Materials provided ->
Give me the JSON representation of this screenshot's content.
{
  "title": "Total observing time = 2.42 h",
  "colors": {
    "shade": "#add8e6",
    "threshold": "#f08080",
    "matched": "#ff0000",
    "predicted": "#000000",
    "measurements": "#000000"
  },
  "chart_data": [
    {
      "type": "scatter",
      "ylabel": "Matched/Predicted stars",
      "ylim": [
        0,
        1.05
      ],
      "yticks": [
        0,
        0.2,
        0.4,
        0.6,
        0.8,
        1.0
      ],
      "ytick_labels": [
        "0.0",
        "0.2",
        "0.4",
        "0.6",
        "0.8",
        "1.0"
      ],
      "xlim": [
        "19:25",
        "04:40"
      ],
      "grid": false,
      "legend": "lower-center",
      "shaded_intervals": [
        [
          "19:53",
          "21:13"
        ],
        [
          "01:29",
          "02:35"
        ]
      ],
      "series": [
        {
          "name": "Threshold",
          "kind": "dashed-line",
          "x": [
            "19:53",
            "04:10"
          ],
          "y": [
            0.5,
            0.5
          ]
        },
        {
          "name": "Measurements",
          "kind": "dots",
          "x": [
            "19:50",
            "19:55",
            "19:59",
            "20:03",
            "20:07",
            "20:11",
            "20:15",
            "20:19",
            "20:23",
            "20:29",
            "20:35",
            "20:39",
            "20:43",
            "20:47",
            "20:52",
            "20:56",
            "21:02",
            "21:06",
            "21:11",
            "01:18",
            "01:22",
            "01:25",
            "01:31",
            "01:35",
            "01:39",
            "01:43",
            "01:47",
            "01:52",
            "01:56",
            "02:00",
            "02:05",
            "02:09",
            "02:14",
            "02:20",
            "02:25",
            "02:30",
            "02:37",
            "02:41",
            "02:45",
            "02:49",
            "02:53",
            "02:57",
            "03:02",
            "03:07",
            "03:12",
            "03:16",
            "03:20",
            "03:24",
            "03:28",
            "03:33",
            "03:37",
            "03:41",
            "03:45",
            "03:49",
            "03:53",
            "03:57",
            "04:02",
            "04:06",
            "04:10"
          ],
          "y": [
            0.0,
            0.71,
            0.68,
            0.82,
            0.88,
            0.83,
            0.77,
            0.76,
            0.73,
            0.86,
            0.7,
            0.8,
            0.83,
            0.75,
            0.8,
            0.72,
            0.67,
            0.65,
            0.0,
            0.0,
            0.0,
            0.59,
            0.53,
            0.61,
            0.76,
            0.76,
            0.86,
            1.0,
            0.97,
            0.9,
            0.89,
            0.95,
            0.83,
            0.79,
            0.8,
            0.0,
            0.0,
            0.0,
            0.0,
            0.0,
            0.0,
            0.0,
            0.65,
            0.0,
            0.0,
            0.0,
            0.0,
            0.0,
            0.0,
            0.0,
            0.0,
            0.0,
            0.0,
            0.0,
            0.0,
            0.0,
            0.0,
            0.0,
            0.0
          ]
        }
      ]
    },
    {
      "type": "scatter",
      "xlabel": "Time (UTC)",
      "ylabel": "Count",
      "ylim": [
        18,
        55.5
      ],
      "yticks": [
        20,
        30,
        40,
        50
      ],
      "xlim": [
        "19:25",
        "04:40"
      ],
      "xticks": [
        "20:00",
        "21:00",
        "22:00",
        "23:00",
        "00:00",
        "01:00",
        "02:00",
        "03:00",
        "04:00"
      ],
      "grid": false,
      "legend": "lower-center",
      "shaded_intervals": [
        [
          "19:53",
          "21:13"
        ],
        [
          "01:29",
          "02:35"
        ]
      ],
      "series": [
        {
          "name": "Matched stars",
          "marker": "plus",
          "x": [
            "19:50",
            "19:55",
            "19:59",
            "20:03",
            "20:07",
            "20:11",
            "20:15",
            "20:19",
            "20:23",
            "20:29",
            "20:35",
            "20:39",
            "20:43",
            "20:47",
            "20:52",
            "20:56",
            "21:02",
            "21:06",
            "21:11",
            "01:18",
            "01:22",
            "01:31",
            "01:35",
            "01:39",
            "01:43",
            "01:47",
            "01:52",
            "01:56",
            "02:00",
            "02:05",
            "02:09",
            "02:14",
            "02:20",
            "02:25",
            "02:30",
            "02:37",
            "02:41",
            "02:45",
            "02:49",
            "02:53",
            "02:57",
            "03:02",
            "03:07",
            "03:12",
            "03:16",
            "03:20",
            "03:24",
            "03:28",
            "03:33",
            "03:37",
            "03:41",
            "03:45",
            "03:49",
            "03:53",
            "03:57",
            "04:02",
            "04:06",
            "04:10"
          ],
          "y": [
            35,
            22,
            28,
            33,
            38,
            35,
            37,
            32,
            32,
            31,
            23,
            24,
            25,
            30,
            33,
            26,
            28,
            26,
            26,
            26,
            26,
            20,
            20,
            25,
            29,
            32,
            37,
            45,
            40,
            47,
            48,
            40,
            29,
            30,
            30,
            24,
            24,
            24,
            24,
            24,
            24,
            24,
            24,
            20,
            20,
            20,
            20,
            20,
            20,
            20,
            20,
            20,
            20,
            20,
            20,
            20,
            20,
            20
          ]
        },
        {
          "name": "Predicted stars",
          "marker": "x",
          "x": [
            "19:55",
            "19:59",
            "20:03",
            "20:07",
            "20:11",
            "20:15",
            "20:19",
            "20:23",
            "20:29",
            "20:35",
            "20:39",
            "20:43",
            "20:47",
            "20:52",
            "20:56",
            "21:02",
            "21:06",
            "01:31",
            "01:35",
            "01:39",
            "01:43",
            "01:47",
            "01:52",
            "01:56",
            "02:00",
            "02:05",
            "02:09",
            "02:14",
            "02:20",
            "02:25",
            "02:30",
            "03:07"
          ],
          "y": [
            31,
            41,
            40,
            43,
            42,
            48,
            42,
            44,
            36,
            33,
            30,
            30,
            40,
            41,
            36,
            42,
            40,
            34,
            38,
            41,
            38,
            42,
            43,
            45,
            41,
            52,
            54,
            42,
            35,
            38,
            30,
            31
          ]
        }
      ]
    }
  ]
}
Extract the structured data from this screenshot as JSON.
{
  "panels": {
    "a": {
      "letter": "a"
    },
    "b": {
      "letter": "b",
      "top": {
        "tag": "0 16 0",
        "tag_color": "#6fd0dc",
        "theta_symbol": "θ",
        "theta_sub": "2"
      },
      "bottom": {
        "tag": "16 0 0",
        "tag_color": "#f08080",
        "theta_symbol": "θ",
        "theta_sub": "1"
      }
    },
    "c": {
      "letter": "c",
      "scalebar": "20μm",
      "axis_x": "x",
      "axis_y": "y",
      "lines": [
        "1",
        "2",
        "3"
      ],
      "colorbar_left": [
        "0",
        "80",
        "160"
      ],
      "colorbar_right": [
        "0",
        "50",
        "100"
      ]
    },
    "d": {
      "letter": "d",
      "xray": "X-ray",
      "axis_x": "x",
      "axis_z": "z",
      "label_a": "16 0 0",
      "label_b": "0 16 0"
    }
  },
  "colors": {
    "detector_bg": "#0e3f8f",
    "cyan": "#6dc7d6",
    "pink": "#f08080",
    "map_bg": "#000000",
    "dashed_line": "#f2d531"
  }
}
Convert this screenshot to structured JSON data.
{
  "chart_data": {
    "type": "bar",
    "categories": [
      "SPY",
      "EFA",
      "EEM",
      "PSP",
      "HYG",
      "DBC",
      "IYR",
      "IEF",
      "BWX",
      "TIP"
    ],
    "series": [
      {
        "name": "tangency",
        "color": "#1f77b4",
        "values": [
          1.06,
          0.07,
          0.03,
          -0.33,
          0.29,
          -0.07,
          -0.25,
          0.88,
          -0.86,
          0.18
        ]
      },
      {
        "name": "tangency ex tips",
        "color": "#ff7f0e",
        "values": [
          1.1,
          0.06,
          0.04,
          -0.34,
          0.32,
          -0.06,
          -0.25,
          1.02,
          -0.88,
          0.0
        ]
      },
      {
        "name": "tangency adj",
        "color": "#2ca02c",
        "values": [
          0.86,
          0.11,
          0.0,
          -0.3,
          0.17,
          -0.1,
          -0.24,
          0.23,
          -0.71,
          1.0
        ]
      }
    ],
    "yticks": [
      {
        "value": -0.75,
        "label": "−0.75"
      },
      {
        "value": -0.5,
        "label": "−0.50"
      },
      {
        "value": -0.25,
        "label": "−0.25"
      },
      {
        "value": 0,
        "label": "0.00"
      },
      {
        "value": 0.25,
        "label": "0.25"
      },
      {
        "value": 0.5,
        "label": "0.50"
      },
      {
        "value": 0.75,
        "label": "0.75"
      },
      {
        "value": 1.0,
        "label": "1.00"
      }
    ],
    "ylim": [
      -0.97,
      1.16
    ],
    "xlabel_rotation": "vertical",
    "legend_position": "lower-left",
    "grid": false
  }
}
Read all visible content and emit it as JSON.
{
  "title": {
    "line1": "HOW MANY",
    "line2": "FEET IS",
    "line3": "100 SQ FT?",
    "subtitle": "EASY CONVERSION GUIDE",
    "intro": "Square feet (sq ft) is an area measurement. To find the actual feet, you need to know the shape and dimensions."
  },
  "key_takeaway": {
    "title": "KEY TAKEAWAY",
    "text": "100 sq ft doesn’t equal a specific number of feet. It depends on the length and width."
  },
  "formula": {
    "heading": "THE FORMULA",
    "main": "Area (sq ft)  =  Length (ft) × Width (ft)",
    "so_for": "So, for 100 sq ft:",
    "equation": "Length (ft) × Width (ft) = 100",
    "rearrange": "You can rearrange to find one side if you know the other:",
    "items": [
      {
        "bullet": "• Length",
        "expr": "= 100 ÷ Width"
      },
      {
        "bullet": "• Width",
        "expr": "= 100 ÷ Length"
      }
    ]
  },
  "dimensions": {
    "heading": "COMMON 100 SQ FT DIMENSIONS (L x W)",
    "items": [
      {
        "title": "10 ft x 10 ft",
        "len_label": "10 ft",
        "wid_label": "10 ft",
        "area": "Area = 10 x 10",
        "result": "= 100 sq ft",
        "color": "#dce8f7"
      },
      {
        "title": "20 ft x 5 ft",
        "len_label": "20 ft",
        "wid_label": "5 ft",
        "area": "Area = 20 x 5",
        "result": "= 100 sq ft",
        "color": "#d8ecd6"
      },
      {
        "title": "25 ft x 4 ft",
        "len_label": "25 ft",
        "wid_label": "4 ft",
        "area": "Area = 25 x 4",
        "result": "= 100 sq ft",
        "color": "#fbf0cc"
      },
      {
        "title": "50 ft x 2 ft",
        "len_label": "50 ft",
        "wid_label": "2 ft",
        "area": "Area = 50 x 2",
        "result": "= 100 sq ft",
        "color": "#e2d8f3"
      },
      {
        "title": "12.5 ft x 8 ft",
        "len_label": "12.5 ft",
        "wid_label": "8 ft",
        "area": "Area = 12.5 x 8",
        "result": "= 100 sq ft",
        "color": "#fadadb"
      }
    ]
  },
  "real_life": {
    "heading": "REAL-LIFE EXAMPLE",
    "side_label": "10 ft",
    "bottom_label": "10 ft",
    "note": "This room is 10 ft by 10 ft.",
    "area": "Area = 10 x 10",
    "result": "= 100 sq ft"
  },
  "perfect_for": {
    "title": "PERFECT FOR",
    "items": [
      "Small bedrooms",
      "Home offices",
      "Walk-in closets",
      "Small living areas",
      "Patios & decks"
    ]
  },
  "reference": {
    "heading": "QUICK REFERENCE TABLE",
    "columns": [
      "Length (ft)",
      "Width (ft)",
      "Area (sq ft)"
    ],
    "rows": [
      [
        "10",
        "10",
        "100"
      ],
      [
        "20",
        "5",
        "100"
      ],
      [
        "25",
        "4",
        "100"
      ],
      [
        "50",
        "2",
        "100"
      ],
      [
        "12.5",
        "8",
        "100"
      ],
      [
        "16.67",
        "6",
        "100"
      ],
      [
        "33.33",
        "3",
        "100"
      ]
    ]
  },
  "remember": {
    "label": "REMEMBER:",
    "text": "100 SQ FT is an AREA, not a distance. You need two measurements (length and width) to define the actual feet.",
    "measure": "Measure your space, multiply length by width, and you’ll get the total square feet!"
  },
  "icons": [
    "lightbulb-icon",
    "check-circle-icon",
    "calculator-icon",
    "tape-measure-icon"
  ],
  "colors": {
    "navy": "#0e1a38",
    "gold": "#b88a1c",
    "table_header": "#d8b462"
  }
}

Stated exercise -> From the listing above, copy out each line where the word "stars" appears.

Output for this exercise ->
      "ylabel": "Matched/Predicted stars",
          "name": "Matched stars",
          "name": "Predicted stars",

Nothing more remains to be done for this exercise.